### TEKSTFRAGMENT

Zuiderzee-schijfslak

Corambe obscura (A. E. Verrill, 1870)

Family
Corambidae
Superfamily
Onchidoridoidea
Infraorder
Doridoidei
Suborder
Doridina
Order
Nudibranchia
Superorder
Nudipleura
Subterclass
Ringipleura
Infraclass
Euthyneura
Subclass
Heterobranchia
Class
Gastropoda
Phylum
Mollusca
Kingdom
Animalia
Corambe obscura
Zuiderzee-schijfslak © Mick OTTEN
Corambe obscura
Eikapsel © Larry G. HARRIS (USA)
© Peter H. van BRAGT

Lengte

Max. ca. 7 mm.

Synoniemen

Doridella obscura (original name) Corambe batavaCorambe sargassicolaCorambella baratariaeCorambella depressa

Karakteristieke kenmerken

Plat, ovaal tot cirkelrond mantelschild. Gladde rug: geen cerata, wratten of kieuwkrans op bovenzijde rug.

Te verwarren met

Onmiskenbaar, maar zeer lastig om te vinden door de kleine afmetingen.

Andere kenmerken

Lengte tot 7 mm. Kleine slanke rhinoforen, met 2 longitudinale lamellen staan in een lage schede. Kieuwen en koptentakels zitten verstopt onder de mantel.

Kleur

Geel, bruin tot groen met donkere vlekjes. Deze vlekjes kunnen de dieren een donker, soms bijna zwart uiterlijk geven. De rhinoforen zijn iets meer doorzichtig.

Eieren

Een semitransparant grijs of wit, plat lint, dat vastgehecht op de vlakke kant, in een cirkelronde linksgedraaide platte spiraal met tot vier windingen, vaak op de prooi wordt afgezet. Het eiersnoer is circa 5-6 embryo's breed en slechts één eierlaag dik.

Prooi

Mosdiertjes, Bryozoa: diverse soorten, zoals mogelijk Palingbrood Alcyonidium polyoum en kalkhoudende korstvormige mosdiertjes zoals Zeevitrage Conopeum reticulum en Harig mosdiertje Electra pilosa.

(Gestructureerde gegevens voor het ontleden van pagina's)
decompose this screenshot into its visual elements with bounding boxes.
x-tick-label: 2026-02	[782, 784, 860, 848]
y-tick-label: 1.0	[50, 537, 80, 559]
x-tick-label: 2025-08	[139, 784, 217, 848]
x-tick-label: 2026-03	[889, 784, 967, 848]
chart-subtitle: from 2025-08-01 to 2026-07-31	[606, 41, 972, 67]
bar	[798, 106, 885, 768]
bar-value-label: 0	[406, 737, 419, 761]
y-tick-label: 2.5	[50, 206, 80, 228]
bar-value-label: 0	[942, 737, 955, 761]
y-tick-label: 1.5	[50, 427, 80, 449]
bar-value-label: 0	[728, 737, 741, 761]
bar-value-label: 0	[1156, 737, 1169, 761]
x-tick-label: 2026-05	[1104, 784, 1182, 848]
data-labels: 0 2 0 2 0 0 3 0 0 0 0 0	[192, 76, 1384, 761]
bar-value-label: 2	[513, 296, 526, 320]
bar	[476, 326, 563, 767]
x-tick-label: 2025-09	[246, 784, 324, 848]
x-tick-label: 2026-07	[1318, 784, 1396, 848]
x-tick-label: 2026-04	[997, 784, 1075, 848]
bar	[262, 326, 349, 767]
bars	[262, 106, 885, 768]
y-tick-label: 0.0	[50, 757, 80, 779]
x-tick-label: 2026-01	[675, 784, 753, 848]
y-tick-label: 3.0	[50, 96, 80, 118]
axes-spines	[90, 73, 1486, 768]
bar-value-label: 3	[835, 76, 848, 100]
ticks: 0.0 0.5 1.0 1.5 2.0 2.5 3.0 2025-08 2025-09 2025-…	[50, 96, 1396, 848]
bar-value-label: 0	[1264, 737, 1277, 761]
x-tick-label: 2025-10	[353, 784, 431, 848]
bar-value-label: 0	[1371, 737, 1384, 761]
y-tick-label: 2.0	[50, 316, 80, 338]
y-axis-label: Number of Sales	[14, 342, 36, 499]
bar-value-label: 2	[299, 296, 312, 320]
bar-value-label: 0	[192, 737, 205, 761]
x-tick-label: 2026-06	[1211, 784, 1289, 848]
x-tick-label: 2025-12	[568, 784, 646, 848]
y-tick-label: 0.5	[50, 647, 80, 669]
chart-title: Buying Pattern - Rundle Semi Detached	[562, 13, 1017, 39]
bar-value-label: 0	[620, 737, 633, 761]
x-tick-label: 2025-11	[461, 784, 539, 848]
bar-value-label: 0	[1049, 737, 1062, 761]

### OPDRACHTEN
A. Hernoem in de tekst over de Zuiderzee-schijfslak "mantelschild" tot "rugschild" en geef het stuk opnieuw dat opent met de woorden "Doridella obscura (original" en sluit met "op bovenzijde rug.".
B. Met hoeveel windingen wordt de spiraal van het eiersnoer volgens de tekst over de Zuiderzee-schijfslak ten hoogste afgezet?
C. Noem alle synoniemen die de tekst over de Zuiderzee-schijfslak voor Corambe obscura opgeeft.
Het materiaal hierboven staat los van de tekst over de Zuiderzee-schijfslak.

### VERWACHTE ANTWOORDEN
A.
Doridella obscura (original name) Corambe batavaCorambe sargassicolaCorambella baratariaeCorambella depressa

Karakteristieke kenmerken

Plat, ovaal tot cirkelrond rugschild. Gladde rug: geen cerata, wratten of kieuwkrans op bovenzijde rug.

B. Met tot vier windingen.

C. Doridella obscura (oorspronkelijke naam), Corambe batava, Corambe sargassicola, Corambella baratariae, Corambella depressa